Provided data:
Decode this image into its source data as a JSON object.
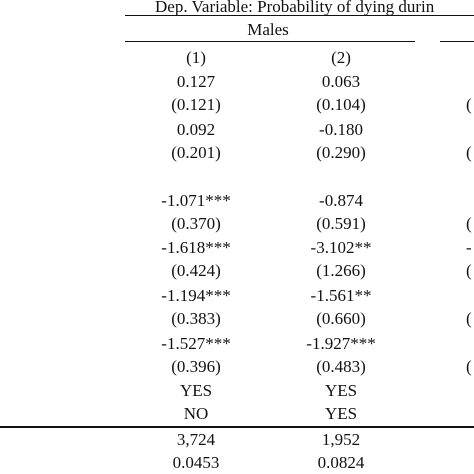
{
  "header": {
    "dep_variable": "Dep. Variable: Probability of dying durin",
    "group_males": "Males"
  },
  "columns": [
    "(1)",
    "(2)"
  ],
  "rows": [
    {
      "c1": "0.127",
      "c2": "0.063",
      "edge": ""
    },
    {
      "c1": "(0.121)",
      "c2": "(0.104)",
      "edge": "("
    },
    {
      "c1": "0.092",
      "c2": "-0.180",
      "edge": ""
    },
    {
      "c1": "(0.201)",
      "c2": "(0.290)",
      "edge": "("
    },
    {
      "c1": "-1.071***",
      "c2": "-0.874",
      "edge": ""
    },
    {
      "c1": "(0.370)",
      "c2": "(0.591)",
      "edge": "("
    },
    {
      "c1": "-1.618***",
      "c2": "-3.102**",
      "edge": "-"
    },
    {
      "c1": "(0.424)",
      "c2": "(1.266)",
      "edge": "("
    },
    {
      "c1": "-1.194***",
      "c2": "-1.561**",
      "edge": ""
    },
    {
      "c1": "(0.383)",
      "c2": "(0.660)",
      "edge": "("
    },
    {
      "c1": "-1.527***",
      "c2": "-1.927***",
      "edge": ""
    },
    {
      "c1": "(0.396)",
      "c2": "(0.483)",
      "edge": "("
    },
    {
      "c1": "YES",
      "c2": "YES",
      "edge": ""
    },
    {
      "c1": "NO",
      "c2": "YES",
      "edge": ""
    }
  ],
  "footer": [
    {
      "c1": "3,724",
      "c2": "1,952"
    },
    {
      "c1": "0.0453",
      "c2": "0.0824"
    }
  ]
}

Task goal: Omit the pictures and restate the rest of the records verbatim.

Solution for this exercise:
Decode this image into its source data as a JSON object.
{
  "header": {
    "dep_variable": "Dep. Variable: Probability of dying durin",
    "group_males": "Males"
  },
  "columns": [
    "(1)",
    "(2)"
  ],
  "rows": [
    {
      "c1": "0.127",
      "c2": "0.063",
      "edge": ""
    },
    {
      "c1": "(0.121)",
      "c2": "(0.104)",
      "edge": "("
    },
    {
      "c1": "0.092",
      "c2": "-0.180",
      "edge": ""
    },
    {
      "c1": "(0.201)",
      "c2": "(0.290)",
      "edge": "("
    },
    {
      "c1": "-1.071***",
      "c2": "-0.874",
      "edge": ""
    },
    {
      "c1": "(0.370)",
      "c2": "(0.591)",
      "edge": "("
    },
    {
      "c1": "-1.618***",
      "c2": "-3.102**",
      "edge": "-"
    },
    {
      "c1": "(0.424)",
      "c2": "(1.266)",
      "edge": "("
    },
    {
      "c1": "-1.194***",
      "c2": "-1.561**",
      "edge": ""
    },
    {
      "c1": "(0.383)",
      "c2": "(0.660)",
      "edge": "("
    },
    {
      "c1": "-1.527***",
      "c2": "-1.927***",
      "edge": ""
    },
    {
      "c1": "(0.396)",
      "c2": "(0.483)",
      "edge": "("
    },
    {
      "c1": "YES",
      "c2": "YES",
      "edge": ""
    },
    {
      "c1": "NO",
      "c2": "YES",
      "edge": ""
    }
  ],
  "footer": [
    {
      "c1": "3,724",
      "c2": "1,952"
    },
    {
      "c1": "0.0453",
      "c2": "0.0824"
    }
  ]
}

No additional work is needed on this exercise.